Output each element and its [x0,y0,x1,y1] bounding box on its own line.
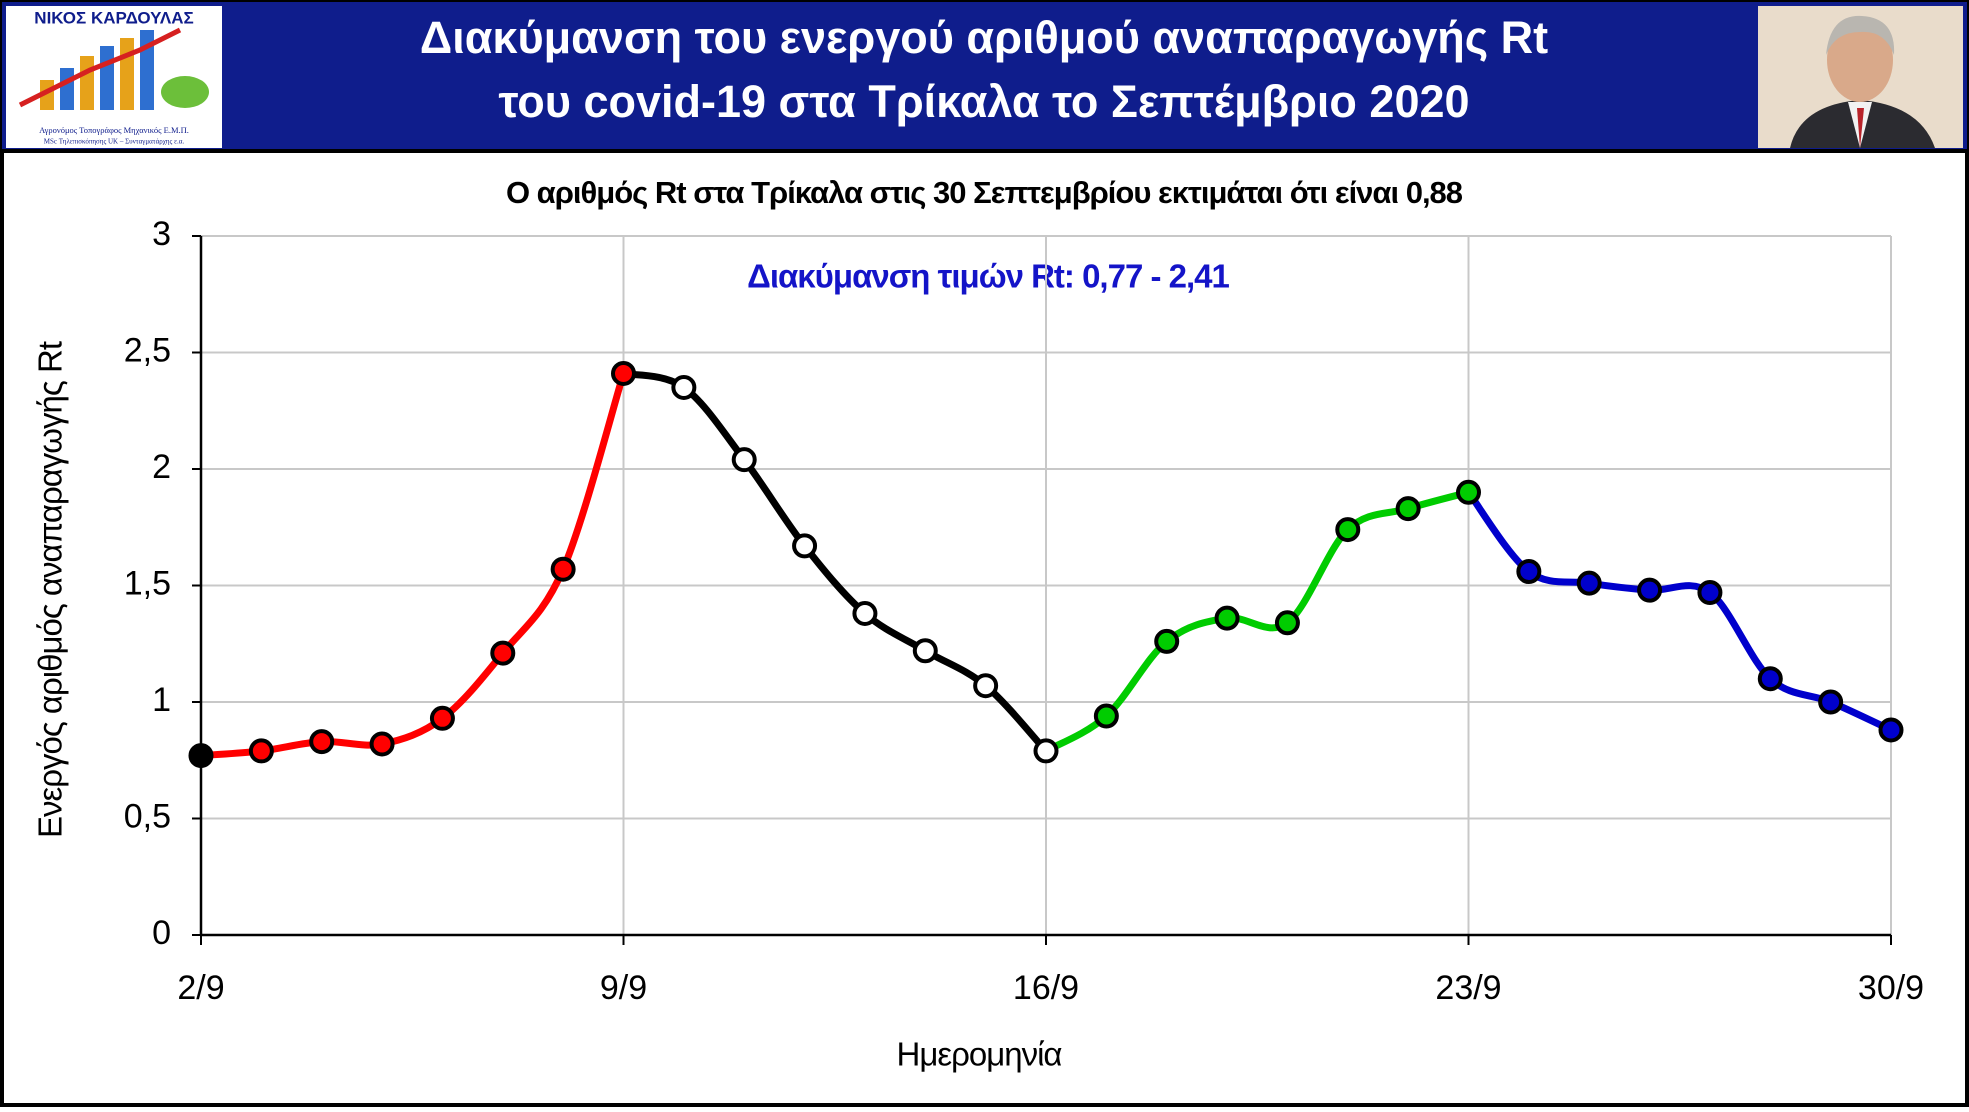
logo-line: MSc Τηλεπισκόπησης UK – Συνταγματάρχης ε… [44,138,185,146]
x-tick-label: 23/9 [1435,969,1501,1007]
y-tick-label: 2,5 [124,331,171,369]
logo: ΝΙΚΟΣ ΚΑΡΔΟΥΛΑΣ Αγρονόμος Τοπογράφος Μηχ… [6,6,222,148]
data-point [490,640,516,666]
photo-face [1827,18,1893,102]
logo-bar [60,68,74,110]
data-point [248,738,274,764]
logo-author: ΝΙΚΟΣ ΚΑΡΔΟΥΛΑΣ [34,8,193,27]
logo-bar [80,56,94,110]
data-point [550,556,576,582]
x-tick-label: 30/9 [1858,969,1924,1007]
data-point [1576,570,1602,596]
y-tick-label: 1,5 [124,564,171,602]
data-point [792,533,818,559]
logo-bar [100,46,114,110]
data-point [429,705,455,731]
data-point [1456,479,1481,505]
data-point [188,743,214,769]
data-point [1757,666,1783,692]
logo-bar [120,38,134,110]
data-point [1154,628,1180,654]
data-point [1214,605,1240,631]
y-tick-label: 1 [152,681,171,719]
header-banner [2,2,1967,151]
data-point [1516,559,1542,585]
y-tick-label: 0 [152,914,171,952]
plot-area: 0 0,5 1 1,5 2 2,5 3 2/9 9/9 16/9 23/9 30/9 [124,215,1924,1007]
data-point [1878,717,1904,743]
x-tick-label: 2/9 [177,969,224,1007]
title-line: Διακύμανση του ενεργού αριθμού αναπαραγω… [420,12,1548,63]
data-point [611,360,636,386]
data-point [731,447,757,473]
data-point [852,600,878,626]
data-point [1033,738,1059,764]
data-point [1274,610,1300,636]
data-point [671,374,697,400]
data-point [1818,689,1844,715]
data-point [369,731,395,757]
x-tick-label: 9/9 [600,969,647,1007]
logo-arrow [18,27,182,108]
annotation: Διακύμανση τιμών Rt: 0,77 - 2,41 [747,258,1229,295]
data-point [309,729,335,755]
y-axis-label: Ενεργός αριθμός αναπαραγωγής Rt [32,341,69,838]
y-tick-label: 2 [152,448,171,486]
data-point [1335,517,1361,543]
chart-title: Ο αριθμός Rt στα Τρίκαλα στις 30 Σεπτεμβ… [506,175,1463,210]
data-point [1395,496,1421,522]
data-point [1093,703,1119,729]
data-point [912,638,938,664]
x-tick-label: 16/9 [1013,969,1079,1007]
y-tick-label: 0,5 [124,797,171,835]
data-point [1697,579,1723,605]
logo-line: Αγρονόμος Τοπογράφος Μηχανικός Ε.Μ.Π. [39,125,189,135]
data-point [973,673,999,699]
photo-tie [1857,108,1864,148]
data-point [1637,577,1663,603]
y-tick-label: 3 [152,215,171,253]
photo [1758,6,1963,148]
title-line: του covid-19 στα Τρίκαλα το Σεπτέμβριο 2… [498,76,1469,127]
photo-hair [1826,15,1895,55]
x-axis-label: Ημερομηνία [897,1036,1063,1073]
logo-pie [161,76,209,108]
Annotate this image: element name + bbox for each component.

◆ ◆ ◆ ◆ ◆

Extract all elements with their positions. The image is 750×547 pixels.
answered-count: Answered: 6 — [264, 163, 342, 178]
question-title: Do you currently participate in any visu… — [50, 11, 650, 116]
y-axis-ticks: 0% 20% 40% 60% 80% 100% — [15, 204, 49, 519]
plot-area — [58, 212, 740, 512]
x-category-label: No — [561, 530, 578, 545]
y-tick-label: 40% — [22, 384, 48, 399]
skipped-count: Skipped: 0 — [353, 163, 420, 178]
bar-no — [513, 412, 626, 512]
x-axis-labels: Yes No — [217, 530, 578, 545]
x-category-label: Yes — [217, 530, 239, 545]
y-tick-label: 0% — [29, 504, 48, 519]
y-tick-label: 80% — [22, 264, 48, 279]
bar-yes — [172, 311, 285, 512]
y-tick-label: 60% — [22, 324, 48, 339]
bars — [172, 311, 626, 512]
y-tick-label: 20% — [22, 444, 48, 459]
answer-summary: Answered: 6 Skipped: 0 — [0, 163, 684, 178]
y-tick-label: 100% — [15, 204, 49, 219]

◆ ◆ ◆ ◆ ◆

WHAT THE TASK ASKS> Identify each line above that contains the string "plot", and copy every such line in full.

RESULT OF THE EXERCISE>
plot-area: 0 0,5 1 1,5 2 2,5 3 2/9 9/9 16/9 23/9 30/9 [124,215,1924,1007]
plot-area — [58, 212, 740, 512]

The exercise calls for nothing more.